>> START Dataset

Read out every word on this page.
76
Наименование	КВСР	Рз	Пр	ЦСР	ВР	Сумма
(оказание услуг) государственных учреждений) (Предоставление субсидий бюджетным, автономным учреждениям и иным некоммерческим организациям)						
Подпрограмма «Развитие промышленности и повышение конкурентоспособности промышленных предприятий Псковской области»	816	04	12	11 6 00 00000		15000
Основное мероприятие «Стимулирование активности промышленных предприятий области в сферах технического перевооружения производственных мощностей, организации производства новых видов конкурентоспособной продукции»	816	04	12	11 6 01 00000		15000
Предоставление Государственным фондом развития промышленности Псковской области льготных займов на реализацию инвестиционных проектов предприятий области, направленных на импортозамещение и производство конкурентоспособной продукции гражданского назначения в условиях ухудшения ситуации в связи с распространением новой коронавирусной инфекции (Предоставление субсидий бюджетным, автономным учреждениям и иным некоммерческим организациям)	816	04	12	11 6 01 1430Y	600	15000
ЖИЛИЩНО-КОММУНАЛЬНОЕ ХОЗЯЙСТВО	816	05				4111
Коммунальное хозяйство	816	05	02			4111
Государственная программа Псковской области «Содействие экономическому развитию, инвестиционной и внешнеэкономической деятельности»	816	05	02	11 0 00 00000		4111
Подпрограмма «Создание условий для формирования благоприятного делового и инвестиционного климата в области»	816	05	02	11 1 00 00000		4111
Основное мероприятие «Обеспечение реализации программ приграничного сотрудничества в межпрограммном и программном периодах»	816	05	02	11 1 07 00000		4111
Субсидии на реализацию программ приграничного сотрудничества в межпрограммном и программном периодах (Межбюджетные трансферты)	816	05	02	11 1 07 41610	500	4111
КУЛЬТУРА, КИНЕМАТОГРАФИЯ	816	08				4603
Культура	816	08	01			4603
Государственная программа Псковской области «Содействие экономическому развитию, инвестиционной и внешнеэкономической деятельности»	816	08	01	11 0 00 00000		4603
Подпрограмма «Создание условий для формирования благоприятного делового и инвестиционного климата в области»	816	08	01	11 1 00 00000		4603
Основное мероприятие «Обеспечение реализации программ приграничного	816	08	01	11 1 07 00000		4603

>> END Dataset

- **Exercise**
Copy all lines from the listing that contain "формирования".

- **Solution below**
Подпрограмма «Создание условий для формирования благоприятного делового и инвестиционного климата в области»	816	05	02	11 1 00 00000		4111
Подпрограмма «Создание условий для формирования благоприятного делового и инвестиционного климата в области»	816	08	01	11 1 00 00000		4603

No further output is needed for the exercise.